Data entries
########################################

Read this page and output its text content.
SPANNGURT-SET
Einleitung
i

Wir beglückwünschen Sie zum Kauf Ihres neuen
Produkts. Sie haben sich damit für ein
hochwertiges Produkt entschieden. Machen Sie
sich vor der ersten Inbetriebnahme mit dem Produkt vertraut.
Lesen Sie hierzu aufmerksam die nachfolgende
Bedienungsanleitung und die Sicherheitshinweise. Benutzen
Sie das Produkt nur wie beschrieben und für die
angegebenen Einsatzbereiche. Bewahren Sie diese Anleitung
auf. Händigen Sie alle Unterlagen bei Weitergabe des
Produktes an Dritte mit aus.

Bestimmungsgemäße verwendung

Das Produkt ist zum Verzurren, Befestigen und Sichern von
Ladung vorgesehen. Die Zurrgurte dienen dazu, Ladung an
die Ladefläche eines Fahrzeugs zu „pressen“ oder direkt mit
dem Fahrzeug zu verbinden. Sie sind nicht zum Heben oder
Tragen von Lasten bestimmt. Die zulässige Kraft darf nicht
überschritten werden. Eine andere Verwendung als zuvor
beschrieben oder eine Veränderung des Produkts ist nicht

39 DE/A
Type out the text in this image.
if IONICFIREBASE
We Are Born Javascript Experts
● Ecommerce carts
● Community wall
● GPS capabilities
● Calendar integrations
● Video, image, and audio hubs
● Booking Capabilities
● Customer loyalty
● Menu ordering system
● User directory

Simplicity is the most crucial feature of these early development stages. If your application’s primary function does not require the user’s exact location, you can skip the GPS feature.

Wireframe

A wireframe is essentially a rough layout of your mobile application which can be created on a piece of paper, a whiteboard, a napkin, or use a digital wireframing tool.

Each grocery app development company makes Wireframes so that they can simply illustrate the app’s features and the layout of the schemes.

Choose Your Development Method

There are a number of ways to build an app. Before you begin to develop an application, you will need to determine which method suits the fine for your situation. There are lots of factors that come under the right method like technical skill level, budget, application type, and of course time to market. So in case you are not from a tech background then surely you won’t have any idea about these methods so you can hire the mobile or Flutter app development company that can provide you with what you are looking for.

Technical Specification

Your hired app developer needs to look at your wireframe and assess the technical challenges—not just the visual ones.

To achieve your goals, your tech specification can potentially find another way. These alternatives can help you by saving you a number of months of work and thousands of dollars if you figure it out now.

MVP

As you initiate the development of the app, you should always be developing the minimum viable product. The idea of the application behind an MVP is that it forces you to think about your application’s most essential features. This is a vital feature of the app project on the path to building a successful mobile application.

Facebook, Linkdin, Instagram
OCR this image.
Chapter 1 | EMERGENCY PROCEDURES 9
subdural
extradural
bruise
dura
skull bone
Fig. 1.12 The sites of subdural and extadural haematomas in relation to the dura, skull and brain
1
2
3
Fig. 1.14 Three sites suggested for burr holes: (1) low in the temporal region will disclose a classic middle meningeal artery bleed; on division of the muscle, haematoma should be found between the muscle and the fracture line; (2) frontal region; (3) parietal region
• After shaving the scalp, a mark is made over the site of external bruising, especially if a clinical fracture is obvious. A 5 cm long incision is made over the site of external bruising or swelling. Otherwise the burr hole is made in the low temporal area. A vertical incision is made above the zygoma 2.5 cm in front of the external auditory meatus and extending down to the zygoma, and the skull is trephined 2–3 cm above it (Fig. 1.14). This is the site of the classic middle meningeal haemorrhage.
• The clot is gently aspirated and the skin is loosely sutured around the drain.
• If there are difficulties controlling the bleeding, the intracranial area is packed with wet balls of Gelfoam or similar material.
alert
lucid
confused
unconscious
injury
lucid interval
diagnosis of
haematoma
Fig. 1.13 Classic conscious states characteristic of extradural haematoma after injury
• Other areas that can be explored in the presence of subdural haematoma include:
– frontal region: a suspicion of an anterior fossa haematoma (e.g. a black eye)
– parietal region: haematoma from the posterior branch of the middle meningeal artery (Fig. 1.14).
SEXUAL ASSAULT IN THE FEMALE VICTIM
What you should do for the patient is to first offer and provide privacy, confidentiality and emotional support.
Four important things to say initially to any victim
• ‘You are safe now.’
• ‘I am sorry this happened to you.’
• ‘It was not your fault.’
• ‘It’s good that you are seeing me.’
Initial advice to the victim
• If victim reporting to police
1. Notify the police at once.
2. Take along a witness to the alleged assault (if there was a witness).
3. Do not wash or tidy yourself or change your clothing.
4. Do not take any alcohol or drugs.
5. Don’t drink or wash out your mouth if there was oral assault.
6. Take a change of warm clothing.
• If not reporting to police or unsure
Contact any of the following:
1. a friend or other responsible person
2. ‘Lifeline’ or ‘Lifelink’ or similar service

########################################

◆ **Task description**
Give every line of the material again, exactly as it reads.

◆ **Exercise output**
Read this page and output its text content.
SPANNGURT-SET
Einleitung
i

Wir beglückwünschen Sie zum Kauf Ihres neuen
Produkts. Sie haben sich damit für ein
hochwertiges Produkt entschieden. Machen Sie
sich vor der ersten Inbetriebnahme mit dem Produkt vertraut.
Lesen Sie hierzu aufmerksam die nachfolgende
Bedienungsanleitung und die Sicherheitshinweise. Benutzen
Sie das Produkt nur wie beschrieben und für die
angegebenen Einsatzbereiche. Bewahren Sie diese Anleitung
auf. Händigen Sie alle Unterlagen bei Weitergabe des
Produktes an Dritte mit aus.

Bestimmungsgemäße verwendung

Das Produkt ist zum Verzurren, Befestigen und Sichern von
Ladung vorgesehen. Die Zurrgurte dienen dazu, Ladung an
die Ladefläche eines Fahrzeugs zu „pressen“ oder direkt mit
dem Fahrzeug zu verbinden. Sie sind nicht zum Heben oder
Tragen von Lasten bestimmt. Die zulässige Kraft darf nicht
überschritten werden. Eine andere Verwendung als zuvor
beschrieben oder eine Veränderung des Produkts ist nicht

39 DE/A
Type out the text in this image.
if IONICFIREBASE
We Are Born Javascript Experts
● Ecommerce carts
● Community wall
● GPS capabilities
● Calendar integrations
● Video, image, and audio hubs
● Booking Capabilities
● Customer loyalty
● Menu ordering system
● User directory

Simplicity is the most crucial feature of these early development stages. If your application’s primary function does not require the user’s exact location, you can skip the GPS feature.

Wireframe

A wireframe is essentially a rough layout of your mobile application which can be created on a piece of paper, a whiteboard, a napkin, or use a digital wireframing tool.

Each grocery app development company makes Wireframes so that they can simply illustrate the app’s features and the layout of the schemes.

Choose Your Development Method

There are a number of ways to build an app. Before you begin to develop an application, you will need to determine which method suits the fine for your situation. There are lots of factors that come under the right method like technical skill level, budget, application type, and of course time to market. So in case you are not from a tech background then surely you won’t have any idea about these methods so you can hire the mobile or Flutter app development company that can provide you with what you are looking for.

Technical Specification

Your hired app developer needs to look at your wireframe and assess the technical challenges—not just the visual ones.

To achieve your goals, your tech specification can potentially find another way. These alternatives can help you by saving you a number of months of work and thousands of dollars if you figure it out now.

MVP

As you initiate the development of the app, you should always be developing the minimum viable product. The idea of the application behind an MVP is that it forces you to think about your application’s most essential features. This is a vital feature of the app project on the path to building a successful mobile application.

Facebook, Linkdin, Instagram
OCR this image.
Chapter 1 | EMERGENCY PROCEDURES 9
subdural
extradural
bruise
dura
skull bone
Fig. 1.12 The sites of subdural and extadural haematomas in relation to the dura, skull and brain
1
2
3
Fig. 1.14 Three sites suggested for burr holes: (1) low in the temporal region will disclose a classic middle meningeal artery bleed; on division of the muscle, haematoma should be found between the muscle and the fracture line; (2) frontal region; (3) parietal region
• After shaving the scalp, a mark is made over the site of external bruising, especially if a clinical fracture is obvious. A 5 cm long incision is made over the site of external bruising or swelling. Otherwise the burr hole is made in the low temporal area. A vertical incision is made above the zygoma 2.5 cm in front of the external auditory meatus and extending down to the zygoma, and the skull is trephined 2–3 cm above it (Fig. 1.14). This is the site of the classic middle meningeal haemorrhage.
• The clot is gently aspirated and the skin is loosely sutured around the drain.
• If there are difficulties controlling the bleeding, the intracranial area is packed with wet balls of Gelfoam or similar material.
alert
lucid
confused
unconscious
injury
lucid interval
diagnosis of
haematoma
Fig. 1.13 Classic conscious states characteristic of extradural haematoma after injury
• Other areas that can be explored in the presence of subdural haematoma include:
– frontal region: a suspicion of an anterior fossa haematoma (e.g. a black eye)
– parietal region: haematoma from the posterior branch of the middle meningeal artery (Fig. 1.14).
SEXUAL ASSAULT IN THE FEMALE VICTIM
What you should do for the patient is to first offer and provide privacy, confidentiality and emotional support.
Four important things to say initially to any victim
• ‘You are safe now.’
• ‘I am sorry this happened to you.’
• ‘It was not your fault.’
• ‘It’s good that you are seeing me.’
Initial advice to the victim
• If victim reporting to police
1. Notify the police at once.
2. Take along a witness to the alleged assault (if there was a witness).
3. Do not wash or tidy yourself or change your clothing.
4. Do not take any alcohol or drugs.
5. Don’t drink or wash out your mouth if there was oral assault.
6. Take a change of warm clothing.
• If not reporting to police or unsure
Contact any of the following:
1. a friend or other responsible person
2. ‘Lifeline’ or ‘Lifelink’ or similar service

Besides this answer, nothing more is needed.